Stored data entries:
┄┄┄┄┄┄┄┄┄┄┄┄┄┄┄┄┄┄┄┄

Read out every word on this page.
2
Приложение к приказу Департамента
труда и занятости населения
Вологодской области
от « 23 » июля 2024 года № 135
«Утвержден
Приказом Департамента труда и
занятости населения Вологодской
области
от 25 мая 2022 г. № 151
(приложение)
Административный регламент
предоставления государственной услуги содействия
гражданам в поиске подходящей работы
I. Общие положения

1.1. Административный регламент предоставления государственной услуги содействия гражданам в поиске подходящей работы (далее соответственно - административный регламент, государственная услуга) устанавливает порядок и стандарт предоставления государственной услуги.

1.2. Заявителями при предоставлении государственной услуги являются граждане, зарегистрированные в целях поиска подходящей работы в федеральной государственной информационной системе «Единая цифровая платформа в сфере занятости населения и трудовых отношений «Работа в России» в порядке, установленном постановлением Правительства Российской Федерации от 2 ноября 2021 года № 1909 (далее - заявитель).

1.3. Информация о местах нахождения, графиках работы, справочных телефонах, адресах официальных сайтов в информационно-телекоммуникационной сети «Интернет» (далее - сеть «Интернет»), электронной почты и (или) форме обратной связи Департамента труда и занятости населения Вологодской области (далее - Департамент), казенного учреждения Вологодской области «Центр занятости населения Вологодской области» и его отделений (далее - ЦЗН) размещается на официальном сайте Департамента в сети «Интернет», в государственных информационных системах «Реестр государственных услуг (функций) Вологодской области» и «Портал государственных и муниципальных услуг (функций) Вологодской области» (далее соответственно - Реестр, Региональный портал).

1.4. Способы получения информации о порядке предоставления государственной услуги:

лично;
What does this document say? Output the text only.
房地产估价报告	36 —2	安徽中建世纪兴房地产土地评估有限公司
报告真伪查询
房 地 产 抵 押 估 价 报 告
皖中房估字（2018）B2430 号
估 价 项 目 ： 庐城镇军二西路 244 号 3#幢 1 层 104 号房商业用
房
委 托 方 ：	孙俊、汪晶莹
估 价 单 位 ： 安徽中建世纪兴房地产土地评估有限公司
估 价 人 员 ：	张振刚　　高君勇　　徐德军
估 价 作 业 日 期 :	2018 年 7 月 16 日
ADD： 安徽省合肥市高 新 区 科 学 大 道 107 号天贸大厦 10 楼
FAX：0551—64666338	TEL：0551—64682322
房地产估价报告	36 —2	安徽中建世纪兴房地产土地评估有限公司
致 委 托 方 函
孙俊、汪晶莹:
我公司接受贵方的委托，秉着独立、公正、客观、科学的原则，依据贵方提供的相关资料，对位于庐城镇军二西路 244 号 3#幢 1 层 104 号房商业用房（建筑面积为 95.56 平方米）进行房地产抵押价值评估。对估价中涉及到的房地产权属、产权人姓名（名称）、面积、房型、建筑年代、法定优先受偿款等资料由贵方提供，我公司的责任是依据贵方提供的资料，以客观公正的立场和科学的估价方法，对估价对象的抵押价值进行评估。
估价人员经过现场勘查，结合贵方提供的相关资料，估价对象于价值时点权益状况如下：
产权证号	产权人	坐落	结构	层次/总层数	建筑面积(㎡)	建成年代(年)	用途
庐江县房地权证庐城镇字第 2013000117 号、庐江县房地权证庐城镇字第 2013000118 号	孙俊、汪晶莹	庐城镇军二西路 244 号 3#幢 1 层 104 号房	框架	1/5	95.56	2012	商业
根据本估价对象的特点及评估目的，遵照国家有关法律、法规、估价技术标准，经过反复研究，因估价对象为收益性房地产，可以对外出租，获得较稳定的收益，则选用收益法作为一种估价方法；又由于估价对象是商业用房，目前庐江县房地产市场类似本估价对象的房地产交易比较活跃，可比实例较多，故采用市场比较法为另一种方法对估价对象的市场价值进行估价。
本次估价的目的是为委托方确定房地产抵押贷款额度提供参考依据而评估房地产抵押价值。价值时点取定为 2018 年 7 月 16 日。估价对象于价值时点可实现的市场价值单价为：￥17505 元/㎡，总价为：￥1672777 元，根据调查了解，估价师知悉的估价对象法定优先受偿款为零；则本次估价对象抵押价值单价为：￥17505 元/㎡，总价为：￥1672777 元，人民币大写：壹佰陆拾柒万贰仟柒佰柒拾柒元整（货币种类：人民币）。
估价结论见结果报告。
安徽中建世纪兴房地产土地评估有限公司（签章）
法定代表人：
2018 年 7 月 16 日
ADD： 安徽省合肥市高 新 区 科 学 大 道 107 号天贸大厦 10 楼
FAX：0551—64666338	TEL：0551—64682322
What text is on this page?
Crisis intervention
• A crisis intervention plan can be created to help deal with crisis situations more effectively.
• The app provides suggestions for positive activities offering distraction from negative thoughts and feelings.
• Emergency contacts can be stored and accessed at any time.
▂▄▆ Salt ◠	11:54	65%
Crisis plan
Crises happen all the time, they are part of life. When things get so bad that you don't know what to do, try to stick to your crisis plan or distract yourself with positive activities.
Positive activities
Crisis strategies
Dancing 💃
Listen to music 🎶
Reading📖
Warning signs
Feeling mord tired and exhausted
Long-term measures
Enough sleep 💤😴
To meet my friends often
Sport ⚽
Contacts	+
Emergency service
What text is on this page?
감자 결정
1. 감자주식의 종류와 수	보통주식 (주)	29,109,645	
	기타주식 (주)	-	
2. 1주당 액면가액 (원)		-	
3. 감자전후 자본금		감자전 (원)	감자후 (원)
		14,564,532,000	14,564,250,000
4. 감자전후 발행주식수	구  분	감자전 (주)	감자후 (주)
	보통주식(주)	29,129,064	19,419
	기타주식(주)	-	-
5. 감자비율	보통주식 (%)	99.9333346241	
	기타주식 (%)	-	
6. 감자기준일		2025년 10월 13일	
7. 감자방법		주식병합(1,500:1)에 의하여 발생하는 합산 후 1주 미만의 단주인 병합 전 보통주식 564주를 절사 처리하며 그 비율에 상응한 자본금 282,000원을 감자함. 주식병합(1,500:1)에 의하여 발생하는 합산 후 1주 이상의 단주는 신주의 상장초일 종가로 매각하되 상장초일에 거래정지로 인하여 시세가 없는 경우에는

┄┄┄┄┄┄┄┄┄┄┄┄┄┄┄┄┄┄┄┄

Write out every record verbatim.

*Response to this task*.
Read out every word on this page.
2
Приложение к приказу Департамента
труда и занятости населения
Вологодской области
от « 23 » июля 2024 года № 135
«Утвержден
Приказом Департамента труда и
занятости населения Вологодской
области
от 25 мая 2022 г. № 151
(приложение)
Административный регламент
предоставления государственной услуги содействия
гражданам в поиске подходящей работы
I. Общие положения

1.1. Административный регламент предоставления государственной услуги содействия гражданам в поиске подходящей работы (далее соответственно - административный регламент, государственная услуга) устанавливает порядок и стандарт предоставления государственной услуги.

1.2. Заявителями при предоставлении государственной услуги являются граждане, зарегистрированные в целях поиска подходящей работы в федеральной государственной информационной системе «Единая цифровая платформа в сфере занятости населения и трудовых отношений «Работа в России» в порядке, установленном постановлением Правительства Российской Федерации от 2 ноября 2021 года № 1909 (далее - заявитель).

1.3. Информация о местах нахождения, графиках работы, справочных телефонах, адресах официальных сайтов в информационно-телекоммуникационной сети «Интернет» (далее - сеть «Интернет»), электронной почты и (или) форме обратной связи Департамента труда и занятости населения Вологодской области (далее - Департамент), казенного учреждения Вологодской области «Центр занятости населения Вологодской области» и его отделений (далее - ЦЗН) размещается на официальном сайте Департамента в сети «Интернет», в государственных информационных системах «Реестр государственных услуг (функций) Вологодской области» и «Портал государственных и муниципальных услуг (функций) Вологодской области» (далее соответственно - Реестр, Региональный портал).

1.4. Способы получения информации о порядке предоставления государственной услуги:

лично;
What does this document say? Output the text only.
房地产估价报告	36 —2	安徽中建世纪兴房地产土地评估有限公司
报告真伪查询
房 地 产 抵 押 估 价 报 告
皖中房估字（2018）B2430 号
估 价 项 目 ： 庐城镇军二西路 244 号 3#幢 1 层 104 号房商业用
房
委 托 方 ：	孙俊、汪晶莹
估 价 单 位 ： 安徽中建世纪兴房地产土地评估有限公司
估 价 人 员 ：	张振刚　　高君勇　　徐德军
估 价 作 业 日 期 :	2018 年 7 月 16 日
ADD： 安徽省合肥市高 新 区 科 学 大 道 107 号天贸大厦 10 楼
FAX：0551—64666338	TEL：0551—64682322
房地产估价报告	36 —2	安徽中建世纪兴房地产土地评估有限公司
致 委 托 方 函
孙俊、汪晶莹:
我公司接受贵方的委托，秉着独立、公正、客观、科学的原则，依据贵方提供的相关资料，对位于庐城镇军二西路 244 号 3#幢 1 层 104 号房商业用房（建筑面积为 95.56 平方米）进行房地产抵押价值评估。对估价中涉及到的房地产权属、产权人姓名（名称）、面积、房型、建筑年代、法定优先受偿款等资料由贵方提供，我公司的责任是依据贵方提供的资料，以客观公正的立场和科学的估价方法，对估价对象的抵押价值进行评估。
估价人员经过现场勘查，结合贵方提供的相关资料，估价对象于价值时点权益状况如下：
产权证号	产权人	坐落	结构	层次/总层数	建筑面积(㎡)	建成年代(年)	用途
庐江县房地权证庐城镇字第 2013000117 号、庐江县房地权证庐城镇字第 2013000118 号	孙俊、汪晶莹	庐城镇军二西路 244 号 3#幢 1 层 104 号房	框架	1/5	95.56	2012	商业
根据本估价对象的特点及评估目的，遵照国家有关法律、法规、估价技术标准，经过反复研究，因估价对象为收益性房地产，可以对外出租，获得较稳定的收益，则选用收益法作为一种估价方法；又由于估价对象是商业用房，目前庐江县房地产市场类似本估价对象的房地产交易比较活跃，可比实例较多，故采用市场比较法为另一种方法对估价对象的市场价值进行估价。
本次估价的目的是为委托方确定房地产抵押贷款额度提供参考依据而评估房地产抵押价值。价值时点取定为 2018 年 7 月 16 日。估价对象于价值时点可实现的市场价值单价为：￥17505 元/㎡，总价为：￥1672777 元，根据调查了解，估价师知悉的估价对象法定优先受偿款为零；则本次估价对象抵押价值单价为：￥17505 元/㎡，总价为：￥1672777 元，人民币大写：壹佰陆拾柒万贰仟柒佰柒拾柒元整（货币种类：人民币）。
估价结论见结果报告。
安徽中建世纪兴房地产土地评估有限公司（签章）
法定代表人：
2018 年 7 月 16 日
ADD： 安徽省合肥市高 新 区 科 学 大 道 107 号天贸大厦 10 楼
FAX：0551—64666338	TEL：0551—64682322
What text is on this page?
Crisis intervention
• A crisis intervention plan can be created to help deal with crisis situations more effectively.
• The app provides suggestions for positive activities offering distraction from negative thoughts and feelings.
• Emergency contacts can be stored and accessed at any time.
▂▄▆ Salt ◠	11:54	65%
Crisis plan
Crises happen all the time, they are part of life. When things get so bad that you don't know what to do, try to stick to your crisis plan or distract yourself with positive activities.
Positive activities
Crisis strategies
Dancing 💃
Listen to music 🎶
Reading📖
Warning signs
Feeling mord tired and exhausted
Long-term measures
Enough sleep 💤😴
To meet my friends often
Sport ⚽
Contacts	+
Emergency service
What text is on this page?
감자 결정
1. 감자주식의 종류와 수	보통주식 (주)	29,109,645	
	기타주식 (주)	-	
2. 1주당 액면가액 (원)		-	
3. 감자전후 자본금		감자전 (원)	감자후 (원)
		14,564,532,000	14,564,250,000
4. 감자전후 발행주식수	구  분	감자전 (주)	감자후 (주)
	보통주식(주)	29,129,064	19,419
	기타주식(주)	-	-
5. 감자비율	보통주식 (%)	99.9333346241	
	기타주식 (%)	-	
6. 감자기준일		2025년 10월 13일	
7. 감자방법		주식병합(1,500:1)에 의하여 발생하는 합산 후 1주 미만의 단주인 병합 전 보통주식 564주를 절사 처리하며 그 비율에 상응한 자본금 282,000원을 감자함. 주식병합(1,500:1)에 의하여 발생하는 합산 후 1주 이상의 단주는 신주의 상장초일 종가로 매각하되 상장초일에 거래정지로 인하여 시세가 없는 경우에는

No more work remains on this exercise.